# DIRECTIVE
Which lines below hold the word "光明的中国"? Copy all of them.

# INPUT RECORDS
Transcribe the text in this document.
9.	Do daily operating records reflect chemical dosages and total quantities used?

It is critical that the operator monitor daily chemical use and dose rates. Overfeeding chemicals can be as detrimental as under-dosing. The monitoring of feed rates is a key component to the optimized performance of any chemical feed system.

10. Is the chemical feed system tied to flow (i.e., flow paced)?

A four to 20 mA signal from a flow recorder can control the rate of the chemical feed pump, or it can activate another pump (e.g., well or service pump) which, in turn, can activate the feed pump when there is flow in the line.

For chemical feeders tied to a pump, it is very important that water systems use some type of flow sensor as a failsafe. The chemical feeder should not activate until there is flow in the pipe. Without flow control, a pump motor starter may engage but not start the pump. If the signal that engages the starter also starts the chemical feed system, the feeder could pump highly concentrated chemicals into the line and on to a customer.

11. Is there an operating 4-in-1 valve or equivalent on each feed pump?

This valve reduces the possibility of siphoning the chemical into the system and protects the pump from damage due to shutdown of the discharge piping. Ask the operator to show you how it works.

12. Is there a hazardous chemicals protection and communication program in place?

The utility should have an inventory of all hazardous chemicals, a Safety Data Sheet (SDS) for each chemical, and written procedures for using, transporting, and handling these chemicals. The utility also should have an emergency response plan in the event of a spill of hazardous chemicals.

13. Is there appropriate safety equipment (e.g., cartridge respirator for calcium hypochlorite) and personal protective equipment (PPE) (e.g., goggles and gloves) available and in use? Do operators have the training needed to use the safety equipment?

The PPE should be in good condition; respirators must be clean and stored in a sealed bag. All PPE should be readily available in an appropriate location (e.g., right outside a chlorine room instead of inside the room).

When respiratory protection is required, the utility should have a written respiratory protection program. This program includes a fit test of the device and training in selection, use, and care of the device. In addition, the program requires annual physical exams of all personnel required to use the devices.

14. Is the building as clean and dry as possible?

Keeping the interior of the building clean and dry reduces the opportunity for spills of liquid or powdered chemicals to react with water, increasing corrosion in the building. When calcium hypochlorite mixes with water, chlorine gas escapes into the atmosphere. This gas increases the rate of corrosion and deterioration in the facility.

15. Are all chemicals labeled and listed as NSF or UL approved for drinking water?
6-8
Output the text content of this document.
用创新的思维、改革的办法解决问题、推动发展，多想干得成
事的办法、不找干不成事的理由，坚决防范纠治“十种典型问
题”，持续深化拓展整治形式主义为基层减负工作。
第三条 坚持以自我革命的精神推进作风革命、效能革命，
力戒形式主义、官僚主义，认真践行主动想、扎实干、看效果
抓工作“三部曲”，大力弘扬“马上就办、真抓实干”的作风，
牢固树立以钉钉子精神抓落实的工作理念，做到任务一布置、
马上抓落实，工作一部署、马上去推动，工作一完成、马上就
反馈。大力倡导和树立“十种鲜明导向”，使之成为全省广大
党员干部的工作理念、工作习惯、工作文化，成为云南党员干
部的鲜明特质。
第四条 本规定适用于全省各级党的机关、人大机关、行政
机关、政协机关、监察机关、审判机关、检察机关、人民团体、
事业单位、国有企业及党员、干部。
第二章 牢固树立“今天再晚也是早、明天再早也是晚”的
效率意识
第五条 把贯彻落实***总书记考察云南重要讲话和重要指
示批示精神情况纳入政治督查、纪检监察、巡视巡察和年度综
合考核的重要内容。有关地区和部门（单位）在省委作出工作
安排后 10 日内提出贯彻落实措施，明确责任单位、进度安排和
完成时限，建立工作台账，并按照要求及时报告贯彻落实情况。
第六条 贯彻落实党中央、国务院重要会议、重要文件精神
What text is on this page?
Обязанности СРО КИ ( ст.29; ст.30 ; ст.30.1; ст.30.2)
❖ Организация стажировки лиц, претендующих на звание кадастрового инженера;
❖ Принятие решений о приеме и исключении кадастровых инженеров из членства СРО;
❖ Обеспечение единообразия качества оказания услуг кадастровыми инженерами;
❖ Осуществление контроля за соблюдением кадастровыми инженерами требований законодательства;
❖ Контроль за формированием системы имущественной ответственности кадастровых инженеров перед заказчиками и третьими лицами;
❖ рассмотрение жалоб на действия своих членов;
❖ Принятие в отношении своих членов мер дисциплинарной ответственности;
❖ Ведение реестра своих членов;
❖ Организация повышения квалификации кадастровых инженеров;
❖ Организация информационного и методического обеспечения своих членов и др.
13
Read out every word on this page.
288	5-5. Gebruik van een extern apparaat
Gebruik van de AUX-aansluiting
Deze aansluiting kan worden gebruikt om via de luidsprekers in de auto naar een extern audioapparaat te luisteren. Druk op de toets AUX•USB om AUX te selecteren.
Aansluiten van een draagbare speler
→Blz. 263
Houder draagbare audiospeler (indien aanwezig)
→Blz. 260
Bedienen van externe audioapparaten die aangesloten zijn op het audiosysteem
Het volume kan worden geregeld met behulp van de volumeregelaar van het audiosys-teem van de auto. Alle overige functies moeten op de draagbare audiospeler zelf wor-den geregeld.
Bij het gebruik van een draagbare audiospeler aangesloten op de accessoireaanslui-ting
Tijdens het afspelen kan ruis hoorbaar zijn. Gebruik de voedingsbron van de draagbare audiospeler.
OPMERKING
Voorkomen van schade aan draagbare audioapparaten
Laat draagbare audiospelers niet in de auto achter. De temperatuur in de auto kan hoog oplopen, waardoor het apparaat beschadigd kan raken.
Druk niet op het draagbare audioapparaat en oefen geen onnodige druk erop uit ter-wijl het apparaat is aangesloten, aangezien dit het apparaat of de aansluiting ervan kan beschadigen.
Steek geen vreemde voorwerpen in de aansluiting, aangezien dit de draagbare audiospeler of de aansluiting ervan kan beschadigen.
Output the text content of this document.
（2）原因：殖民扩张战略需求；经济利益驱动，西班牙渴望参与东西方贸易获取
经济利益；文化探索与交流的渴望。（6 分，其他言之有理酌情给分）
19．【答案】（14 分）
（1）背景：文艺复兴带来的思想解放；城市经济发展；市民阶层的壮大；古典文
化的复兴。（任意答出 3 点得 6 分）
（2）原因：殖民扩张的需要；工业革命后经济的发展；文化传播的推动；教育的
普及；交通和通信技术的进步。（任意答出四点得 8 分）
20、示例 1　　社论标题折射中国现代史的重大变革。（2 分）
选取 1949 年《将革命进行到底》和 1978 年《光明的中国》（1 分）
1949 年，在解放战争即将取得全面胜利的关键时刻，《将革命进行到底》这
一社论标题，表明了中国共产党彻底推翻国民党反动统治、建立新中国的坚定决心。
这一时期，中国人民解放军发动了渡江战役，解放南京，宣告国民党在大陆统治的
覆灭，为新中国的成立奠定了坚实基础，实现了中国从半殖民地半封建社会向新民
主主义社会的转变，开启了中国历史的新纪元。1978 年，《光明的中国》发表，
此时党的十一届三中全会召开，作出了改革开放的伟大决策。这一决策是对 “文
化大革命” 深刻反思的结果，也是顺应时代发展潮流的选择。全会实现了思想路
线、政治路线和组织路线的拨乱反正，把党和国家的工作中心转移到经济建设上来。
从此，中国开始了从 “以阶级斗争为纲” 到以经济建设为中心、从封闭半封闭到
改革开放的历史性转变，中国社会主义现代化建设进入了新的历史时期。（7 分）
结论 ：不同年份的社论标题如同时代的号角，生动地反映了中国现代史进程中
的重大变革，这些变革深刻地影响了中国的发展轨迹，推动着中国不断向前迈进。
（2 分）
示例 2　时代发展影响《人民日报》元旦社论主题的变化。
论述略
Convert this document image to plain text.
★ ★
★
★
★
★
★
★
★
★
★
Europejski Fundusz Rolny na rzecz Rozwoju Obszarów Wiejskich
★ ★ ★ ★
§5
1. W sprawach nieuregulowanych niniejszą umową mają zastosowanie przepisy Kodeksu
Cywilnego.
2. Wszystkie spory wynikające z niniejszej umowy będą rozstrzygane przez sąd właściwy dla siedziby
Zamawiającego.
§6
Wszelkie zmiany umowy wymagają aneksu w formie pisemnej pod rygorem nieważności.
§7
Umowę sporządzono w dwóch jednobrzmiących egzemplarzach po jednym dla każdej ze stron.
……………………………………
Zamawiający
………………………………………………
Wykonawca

# SOLUTION BELOW
选取 1949 年《将革命进行到底》和 1978 年《光明的中国》（1 分）
主主义社会的转变，开启了中国历史的新纪元。1978 年，《光明的中国》发表，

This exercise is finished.